(Dataset extract)
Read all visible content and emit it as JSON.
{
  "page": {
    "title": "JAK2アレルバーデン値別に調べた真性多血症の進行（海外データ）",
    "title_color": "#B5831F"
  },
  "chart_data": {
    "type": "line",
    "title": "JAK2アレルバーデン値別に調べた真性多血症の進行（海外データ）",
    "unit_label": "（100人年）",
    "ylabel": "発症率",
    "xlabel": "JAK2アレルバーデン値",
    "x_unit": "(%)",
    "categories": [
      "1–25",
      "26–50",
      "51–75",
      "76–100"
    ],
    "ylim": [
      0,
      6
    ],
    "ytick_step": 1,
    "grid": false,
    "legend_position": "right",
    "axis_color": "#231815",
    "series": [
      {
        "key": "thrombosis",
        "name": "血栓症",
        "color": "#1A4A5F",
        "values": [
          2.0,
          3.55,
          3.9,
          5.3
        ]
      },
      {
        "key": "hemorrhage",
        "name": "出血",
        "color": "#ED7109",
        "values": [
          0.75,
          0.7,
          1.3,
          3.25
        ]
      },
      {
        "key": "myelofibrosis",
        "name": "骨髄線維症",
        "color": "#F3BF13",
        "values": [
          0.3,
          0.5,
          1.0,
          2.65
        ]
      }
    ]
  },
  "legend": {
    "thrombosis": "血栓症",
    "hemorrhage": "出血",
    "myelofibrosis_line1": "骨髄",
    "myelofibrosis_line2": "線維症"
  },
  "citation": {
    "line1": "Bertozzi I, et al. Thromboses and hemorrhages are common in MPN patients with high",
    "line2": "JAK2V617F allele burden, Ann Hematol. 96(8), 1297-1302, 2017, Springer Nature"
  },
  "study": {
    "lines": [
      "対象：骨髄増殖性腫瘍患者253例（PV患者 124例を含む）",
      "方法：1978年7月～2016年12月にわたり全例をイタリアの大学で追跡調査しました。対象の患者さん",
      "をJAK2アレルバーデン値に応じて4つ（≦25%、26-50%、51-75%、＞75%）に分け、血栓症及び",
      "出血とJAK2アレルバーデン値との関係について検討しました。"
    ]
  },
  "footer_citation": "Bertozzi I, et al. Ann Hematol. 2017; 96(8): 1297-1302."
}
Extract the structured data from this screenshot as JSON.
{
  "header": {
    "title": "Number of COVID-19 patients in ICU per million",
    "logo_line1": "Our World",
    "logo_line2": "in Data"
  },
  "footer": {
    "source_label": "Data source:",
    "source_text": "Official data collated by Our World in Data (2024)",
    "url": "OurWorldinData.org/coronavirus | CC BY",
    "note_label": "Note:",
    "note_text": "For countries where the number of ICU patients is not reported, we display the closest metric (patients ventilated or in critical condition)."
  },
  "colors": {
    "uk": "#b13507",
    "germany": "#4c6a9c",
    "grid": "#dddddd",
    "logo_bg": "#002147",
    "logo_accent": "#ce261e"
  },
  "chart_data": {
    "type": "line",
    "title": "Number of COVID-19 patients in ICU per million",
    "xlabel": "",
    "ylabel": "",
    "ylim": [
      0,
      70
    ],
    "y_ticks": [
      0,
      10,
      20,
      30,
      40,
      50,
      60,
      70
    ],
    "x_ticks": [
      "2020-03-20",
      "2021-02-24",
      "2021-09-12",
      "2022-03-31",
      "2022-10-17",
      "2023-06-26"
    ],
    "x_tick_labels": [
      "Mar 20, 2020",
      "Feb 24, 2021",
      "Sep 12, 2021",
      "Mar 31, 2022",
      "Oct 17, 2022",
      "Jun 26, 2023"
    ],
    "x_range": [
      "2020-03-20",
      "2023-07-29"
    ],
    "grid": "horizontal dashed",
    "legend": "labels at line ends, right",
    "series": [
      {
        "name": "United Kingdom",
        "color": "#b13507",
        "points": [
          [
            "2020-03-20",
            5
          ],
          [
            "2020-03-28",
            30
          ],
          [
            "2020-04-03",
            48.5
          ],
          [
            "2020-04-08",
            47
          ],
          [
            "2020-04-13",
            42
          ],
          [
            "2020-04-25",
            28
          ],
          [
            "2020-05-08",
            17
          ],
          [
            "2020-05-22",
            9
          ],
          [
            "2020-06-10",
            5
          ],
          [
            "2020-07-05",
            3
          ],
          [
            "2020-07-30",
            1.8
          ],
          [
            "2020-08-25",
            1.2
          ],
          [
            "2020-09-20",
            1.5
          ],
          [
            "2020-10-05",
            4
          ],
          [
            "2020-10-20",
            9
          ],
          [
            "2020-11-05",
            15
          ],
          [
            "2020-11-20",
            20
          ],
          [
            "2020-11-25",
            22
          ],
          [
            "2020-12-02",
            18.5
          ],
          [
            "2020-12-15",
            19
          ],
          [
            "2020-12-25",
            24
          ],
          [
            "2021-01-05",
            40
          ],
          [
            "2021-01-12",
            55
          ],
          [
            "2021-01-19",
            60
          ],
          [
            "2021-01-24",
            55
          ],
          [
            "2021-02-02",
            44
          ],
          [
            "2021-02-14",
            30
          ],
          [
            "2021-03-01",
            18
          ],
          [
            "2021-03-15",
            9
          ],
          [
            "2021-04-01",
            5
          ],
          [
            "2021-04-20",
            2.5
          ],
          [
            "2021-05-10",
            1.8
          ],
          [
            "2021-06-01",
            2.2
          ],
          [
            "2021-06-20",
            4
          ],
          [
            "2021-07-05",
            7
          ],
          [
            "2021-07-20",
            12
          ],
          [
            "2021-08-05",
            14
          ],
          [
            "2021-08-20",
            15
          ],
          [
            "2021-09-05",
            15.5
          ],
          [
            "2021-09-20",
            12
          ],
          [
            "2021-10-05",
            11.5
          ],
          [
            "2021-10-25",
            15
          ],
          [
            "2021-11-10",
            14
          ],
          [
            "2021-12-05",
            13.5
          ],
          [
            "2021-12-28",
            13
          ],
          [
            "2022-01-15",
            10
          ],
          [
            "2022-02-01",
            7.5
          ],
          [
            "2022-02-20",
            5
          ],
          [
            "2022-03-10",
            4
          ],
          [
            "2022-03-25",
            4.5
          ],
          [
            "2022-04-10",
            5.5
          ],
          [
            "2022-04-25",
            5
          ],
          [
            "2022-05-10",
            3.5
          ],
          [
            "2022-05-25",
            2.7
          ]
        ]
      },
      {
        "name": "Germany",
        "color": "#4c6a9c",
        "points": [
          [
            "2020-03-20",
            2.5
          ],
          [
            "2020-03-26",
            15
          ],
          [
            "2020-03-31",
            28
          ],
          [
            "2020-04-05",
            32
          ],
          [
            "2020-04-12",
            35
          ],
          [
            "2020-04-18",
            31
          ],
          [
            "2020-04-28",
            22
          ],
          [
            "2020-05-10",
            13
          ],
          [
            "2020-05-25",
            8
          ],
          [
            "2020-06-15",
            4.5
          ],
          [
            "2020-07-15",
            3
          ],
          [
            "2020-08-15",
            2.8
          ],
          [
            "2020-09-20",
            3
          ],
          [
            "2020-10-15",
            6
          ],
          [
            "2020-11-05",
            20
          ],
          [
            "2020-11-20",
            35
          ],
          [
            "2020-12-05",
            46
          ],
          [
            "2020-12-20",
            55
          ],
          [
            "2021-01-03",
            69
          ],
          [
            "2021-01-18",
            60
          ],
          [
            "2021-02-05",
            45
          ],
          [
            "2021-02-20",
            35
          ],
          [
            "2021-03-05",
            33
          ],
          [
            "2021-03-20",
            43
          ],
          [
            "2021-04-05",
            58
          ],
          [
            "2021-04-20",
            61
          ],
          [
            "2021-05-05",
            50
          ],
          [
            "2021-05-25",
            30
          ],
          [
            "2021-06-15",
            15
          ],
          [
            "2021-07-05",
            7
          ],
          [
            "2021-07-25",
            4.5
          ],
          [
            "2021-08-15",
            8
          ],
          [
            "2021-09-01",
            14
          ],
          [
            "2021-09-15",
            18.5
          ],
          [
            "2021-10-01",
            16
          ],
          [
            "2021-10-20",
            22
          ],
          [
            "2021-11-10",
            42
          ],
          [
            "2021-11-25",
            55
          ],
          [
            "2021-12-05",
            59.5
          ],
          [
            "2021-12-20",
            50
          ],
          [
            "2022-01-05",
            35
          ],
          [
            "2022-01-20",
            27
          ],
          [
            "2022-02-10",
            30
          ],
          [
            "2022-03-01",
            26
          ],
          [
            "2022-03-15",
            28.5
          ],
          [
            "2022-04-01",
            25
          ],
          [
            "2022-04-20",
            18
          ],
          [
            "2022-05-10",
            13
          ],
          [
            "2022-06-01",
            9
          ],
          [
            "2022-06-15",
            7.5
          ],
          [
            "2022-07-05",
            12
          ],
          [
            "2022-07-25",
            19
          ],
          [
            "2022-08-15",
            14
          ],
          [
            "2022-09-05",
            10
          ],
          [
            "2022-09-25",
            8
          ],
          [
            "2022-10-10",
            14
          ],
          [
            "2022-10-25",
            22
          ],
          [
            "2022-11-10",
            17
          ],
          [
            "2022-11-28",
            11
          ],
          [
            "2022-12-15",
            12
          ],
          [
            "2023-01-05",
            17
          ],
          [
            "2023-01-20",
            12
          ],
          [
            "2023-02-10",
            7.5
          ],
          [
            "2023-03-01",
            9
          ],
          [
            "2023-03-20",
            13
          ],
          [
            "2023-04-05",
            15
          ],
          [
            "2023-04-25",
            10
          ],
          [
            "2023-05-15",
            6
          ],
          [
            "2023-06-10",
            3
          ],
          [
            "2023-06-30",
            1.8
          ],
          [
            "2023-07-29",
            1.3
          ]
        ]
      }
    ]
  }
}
(End Dataset extract)
Requirement: Copy out each line of the data that holds the string "Bertozzi".

Solution:
    "line1": "Bertozzi I, et al. Thromboses and hemorrhages are common in MPN patients with high",
  "footer_citation": "Bertozzi I, et al. Ann Hematol. 2017; 96(8): 1297-1302."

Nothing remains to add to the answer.